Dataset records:
*****

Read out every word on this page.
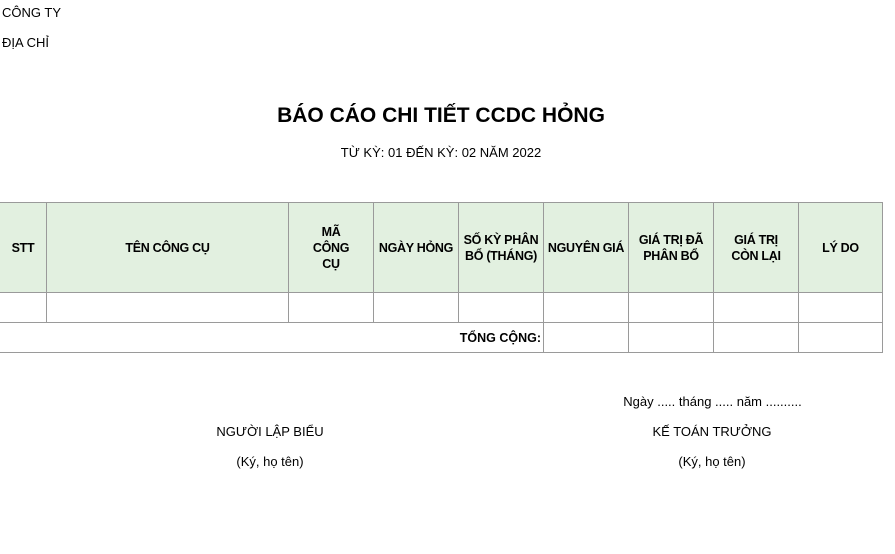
CÔNG TY
ĐỊA CHỈ
BÁO CÁO CHI TIẾT CCDC HỎNG
TỪ KỲ: 01 ĐẾN KỲ: 02 NĂM 2022
STT	TÊN CÔNG CỤ	MÃ CÔNG CỤ	NGÀY HỎNG	SỐ KỲ PHÂN BỔ (THÁNG)	NGUYÊN GIÁ	GIÁ TRỊ ĐÃ PHÂN BỔ	GIÁ TRỊ CÒN LẠI	LÝ DO

TỔNG CỘNG:								
Ngày ..... tháng ..... năm ..........
NGƯỜI LẬP BIỂU
(Ký, họ tên)
KẾ TOÁN TRƯỞNG
(Ký, họ tên)
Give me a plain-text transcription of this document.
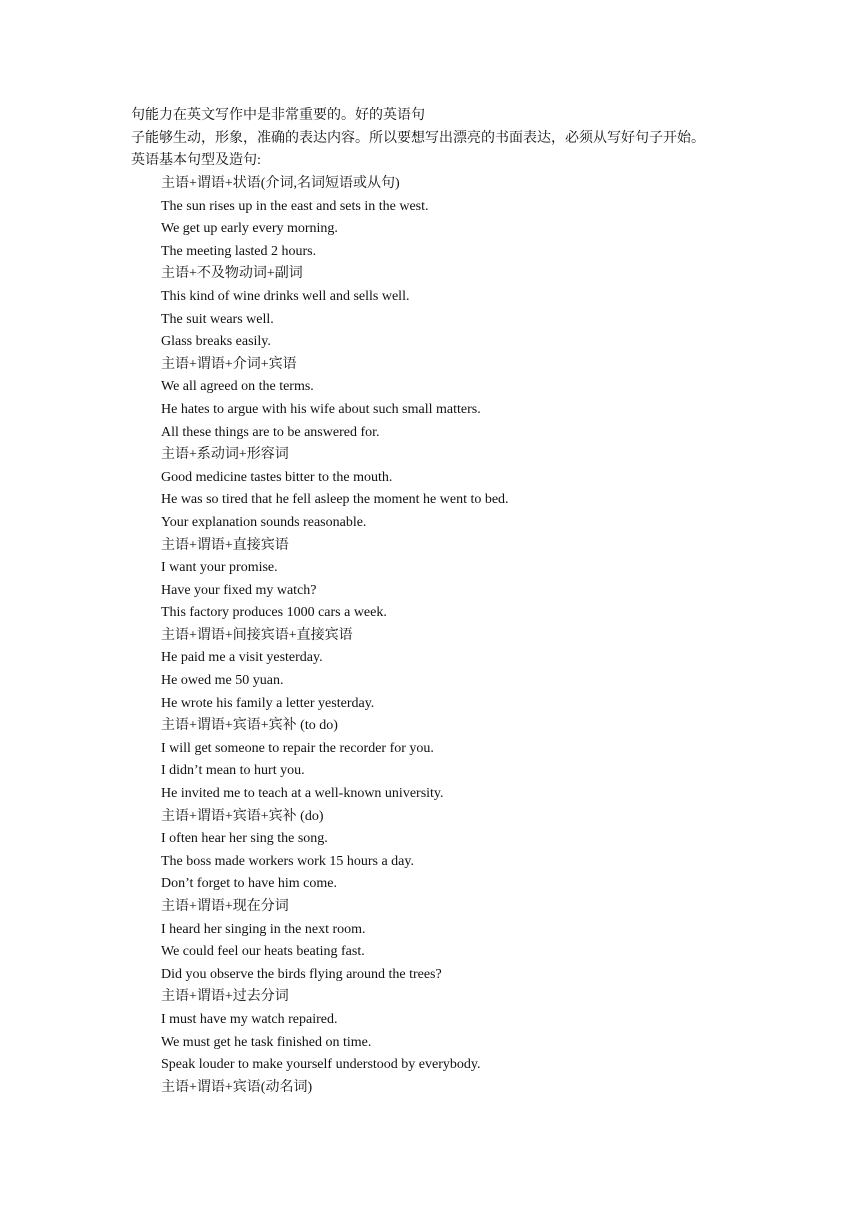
句能力在英文写作中是非常重要的。好的英语句
子能够生动，形象，准确的表达内容。所以要想写出漂亮的书面表达，必须从写好句子开始。
英语基本句型及造句:
主语+谓语+状语(介词,名词短语或从句)
The sun rises up in the east and sets in the west.
We get up early every morning.
The meeting lasted 2 hours.
主语+不及物动词+副词
This kind of wine drinks well and sells well.
The suit wears well.
Glass breaks easily.
主语+谓语+介词+宾语
We all agreed on the terms.
He hates to argue with his wife about such small matters.
All these things are to be answered for.
主语+系动词+形容词
Good medicine tastes bitter to the mouth.
He was so tired that he fell asleep the moment he went to bed.
Your explanation sounds reasonable.
主语+谓语+直接宾语
I want your promise.
Have your fixed my watch?
This factory produces 1000 cars a week.
主语+谓语+间接宾语+直接宾语
He paid me a visit yesterday.
He owed me 50 yuan.
He wrote his family a letter yesterday.
主语+谓语+宾语+宾补 (to do)
I will get someone to repair the recorder for you.
I didn’t mean to hurt you.
He invited me to teach at a well-known university.
主语+谓语+宾语+宾补 (do)
I often hear her sing the song.
The boss made workers work 15 hours a day.
Don’t forget to have him come.
主语+谓语+现在分词
I heard her singing in the next room.
We could feel our heats beating fast.
Did you observe the birds flying around the trees?
主语+谓语+过去分词
I must have my watch repaired.
We must get he task finished on time.
Speak louder to make yourself understood by everybody.
主语+谓语+宾语(动名词)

*****

Reproduce the listing above exactly, excluding all pictures.

Read out every word on this page.
CÔNG TY
ĐỊA CHỈ
BÁO CÁO CHI TIẾT CCDC HỎNG
TỪ KỲ: 01 ĐẾN KỲ: 02 NĂM 2022
STT	TÊN CÔNG CỤ	MÃ CÔNG CỤ	NGÀY HỎNG	SỐ KỲ PHÂN BỔ (THÁNG)	NGUYÊN GIÁ	GIÁ TRỊ ĐÃ PHÂN BỔ	GIÁ TRỊ CÒN LẠI	LÝ DO

TỔNG CỘNG:								
Ngày ..... tháng ..... năm ..........
NGƯỜI LẬP BIỂU
(Ký, họ tên)
KẾ TOÁN TRƯỞNG
(Ký, họ tên)
Give me a plain-text transcription of this document.
句能力在英文写作中是非常重要的。好的英语句
子能够生动，形象，准确的表达内容。所以要想写出漂亮的书面表达，必须从写好句子开始。
英语基本句型及造句:
主语+谓语+状语(介词,名词短语或从句)
The sun rises up in the east and sets in the west.
We get up early every morning.
The meeting lasted 2 hours.
主语+不及物动词+副词
This kind of wine drinks well and sells well.
The suit wears well.
Glass breaks easily.
主语+谓语+介词+宾语
We all agreed on the terms.
He hates to argue with his wife about such small matters.
All these things are to be answered for.
主语+系动词+形容词
Good medicine tastes bitter to the mouth.
He was so tired that he fell asleep the moment he went to bed.
Your explanation sounds reasonable.
主语+谓语+直接宾语
I want your promise.
Have your fixed my watch?
This factory produces 1000 cars a week.
主语+谓语+间接宾语+直接宾语
He paid me a visit yesterday.
He owed me 50 yuan.
He wrote his family a letter yesterday.
主语+谓语+宾语+宾补 (to do)
I will get someone to repair the recorder for you.
I didn’t mean to hurt you.
He invited me to teach at a well-known university.
主语+谓语+宾语+宾补 (do)
I often hear her sing the song.
The boss made workers work 15 hours a day.
Don’t forget to have him come.
主语+谓语+现在分词
I heard her singing in the next room.
We could feel our heats beating fast.
Did you observe the birds flying around the trees?
主语+谓语+过去分词
I must have my watch repaired.
We must get he task finished on time.
Speak louder to make yourself understood by everybody.
主语+谓语+宾语(动名词)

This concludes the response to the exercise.